TASK INSTRUCTIONS:
a. From the exercise discussion, extract the stretch from "Just a little" through "or even more.".
b. Answer these from the exercise discussion:
(i) What example does the first comment give of the body rebuilding itself in a different way?
(ii) What does the second comment say exercise is, in its bolded phrase?
(iii) What do people drop entirely because of the unrealistic goals they set?

DOCUMENT EXTRACT:
Anonymous 0 Comments

The reasoning that exercise specialists give is that you’re not getting more fit WHILE you exercise. The exercise (the load on your muscles, the increased depletion of energy stores, etc) just changes the mode your body is operating in. Getting these signals, it starts rebuilding itself in a different way, for example, growing muscle.

If you think about it, it’s pretty improbable that your muscles only grow during the time they’re stressed. It’s more of a recovery/adaptation activity.

Anonymous 0 Comments

Because exercise isn’t something you do and be done with, **it’s a lifestyle change.** People often aren’t honest with themselves, and set unrealistic goals that they can’t meet, and subsequently drop exercise entirely due to the unrealistic goals they set in the first place.

Just a little bit of exercise, even 5 minutes every month beats those who never exercise. Think of it this way, let’s say you exercise for 30 minutes twice a week, or even more.

Time | 30 Mins 2/ Week | 30 Mins 5/ Week | 60 Mins / 5 Week | 0 Min Per Week
—|—|—-|—-|—-
1 Month | 2 Hrs | 10 Hrs | 20 Hrs | 0 Hrs
3 Month | 4 Hrs | 20 Hrs | 40 Hrs | 0 Hrs
6 Month | 8 Hrs | 30 Hrs | 80 Hrs | 0 Hrs
12 Month | 16 Hrs | 60 Hrs | 160 Hrs | 0 Hrs
2 Year | 32 Hrs | 120 Hrs | 320 Hrs | 0 Hrs
5 Years | 80 Hrs | 300 Hrs | 800 Hrs | 0 Hrs
10 Years | 160 Hrs | 600 Hrs | 1,600 Hrs | 0 Hrs
20 Years | 320 Hrs | 1,200 Hrs | 3,200 Hrs | 0 Hrs

Look at the difference. **This is how quickly exercise can compound.** Like anything else, the power of taking a single step at a time, slowly putting in time each day is going to compound much quicker than trying to make huge drastic lifestyle changes that only last a small amount of time.

DATA EXTRACT:
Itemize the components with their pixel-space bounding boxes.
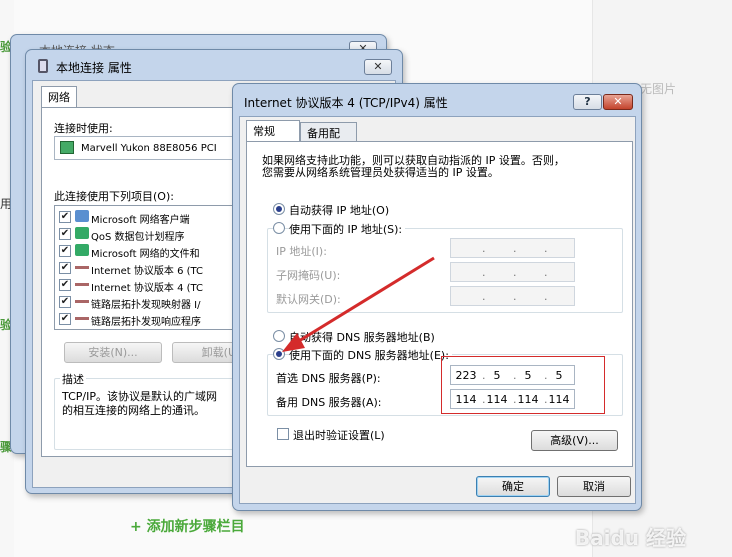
baidu-watermark: Baidu 经验 [574,526,686,550]
annotation-arrow [282,256,435,352]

SOLUTIONS BY TASK:
a.
Just a little bit of exercise, even 5 minutes every month beats those who never exercise. Think of it this way, let’s say you exercise for 30 minutes twice a week, or even more.

b.
(i) Growing muscle.
(ii) A lifestyle change.
(iii) Exercise.